▶ Data provided:

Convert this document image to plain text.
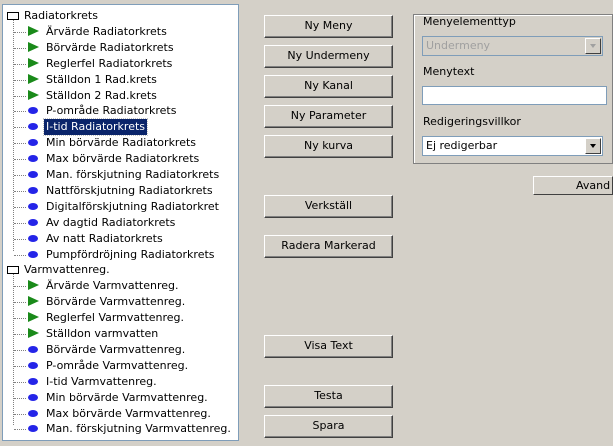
Radiatorkrets
Ärvärde Radiatorkrets
Börvärde Radiatorkrets
Reglerfel Radiatorkrets
Ställdon 1 Rad.krets
Ställdon 2 Rad.krets
P-område Radiatorkrets
I-tid Radiatorkrets
Min börvärde Radiatorkrets
Max börvärde Radiatorkrets
Man. förskjutning Radiatorkrets
Nattförskjutning Radiatorkrets
Digitalförskjutning Radiatorkret
Av dagtid Radiatorkrets
Av natt Radiatorkrets
Pumpfördröjning Radiatorkrets
Varmvattenreg.
Ärvärde Varmvattenreg.
Börvärde Varmvattenreg.
Reglerfel Varmvattenreg.
Ställdon varmvatten
Börvärde Varmvattenreg.
P-område Varmvattenreg.
I-tid Varmvattenreg.
Min börvärde Varmvattenreg.
Max börvärde Varmvattenreg.
Man. förskjutning Varmvattenreg.
Ny Meny
Ny Undermeny
Ny Kanal
Ny Parameter
Ny kurva
Verkställ
Radera Markerad
Visa Text
Testa
Spara
Menyelementtyp
Undermeny
Menytext
Redigeringsvillkor
Ej redigerbar
Avand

▶ What to produce: Copy out all of the material exactly as written, without its pictures.

▶ Written solution:
Convert this document image to plain text.
Radiatorkrets
Ärvärde Radiatorkrets
Börvärde Radiatorkrets
Reglerfel Radiatorkrets
Ställdon 1 Rad.krets
Ställdon 2 Rad.krets
P-område Radiatorkrets
I-tid Radiatorkrets
Min börvärde Radiatorkrets
Max börvärde Radiatorkrets
Man. förskjutning Radiatorkrets
Nattförskjutning Radiatorkrets
Digitalförskjutning Radiatorkret
Av dagtid Radiatorkrets
Av natt Radiatorkrets
Pumpfördröjning Radiatorkrets
Varmvattenreg.
Ärvärde Varmvattenreg.
Börvärde Varmvattenreg.
Reglerfel Varmvattenreg.
Ställdon varmvatten
Börvärde Varmvattenreg.
P-område Varmvattenreg.
I-tid Varmvattenreg.
Min börvärde Varmvattenreg.
Max börvärde Varmvattenreg.
Man. förskjutning Varmvattenreg.
Ny Meny
Ny Undermeny
Ny Kanal
Ny Parameter
Ny kurva
Verkställ
Radera Markerad
Visa Text
Testa
Spara
Menyelementtyp
Undermeny
Menytext
Redigeringsvillkor
Ej redigerbar
Avand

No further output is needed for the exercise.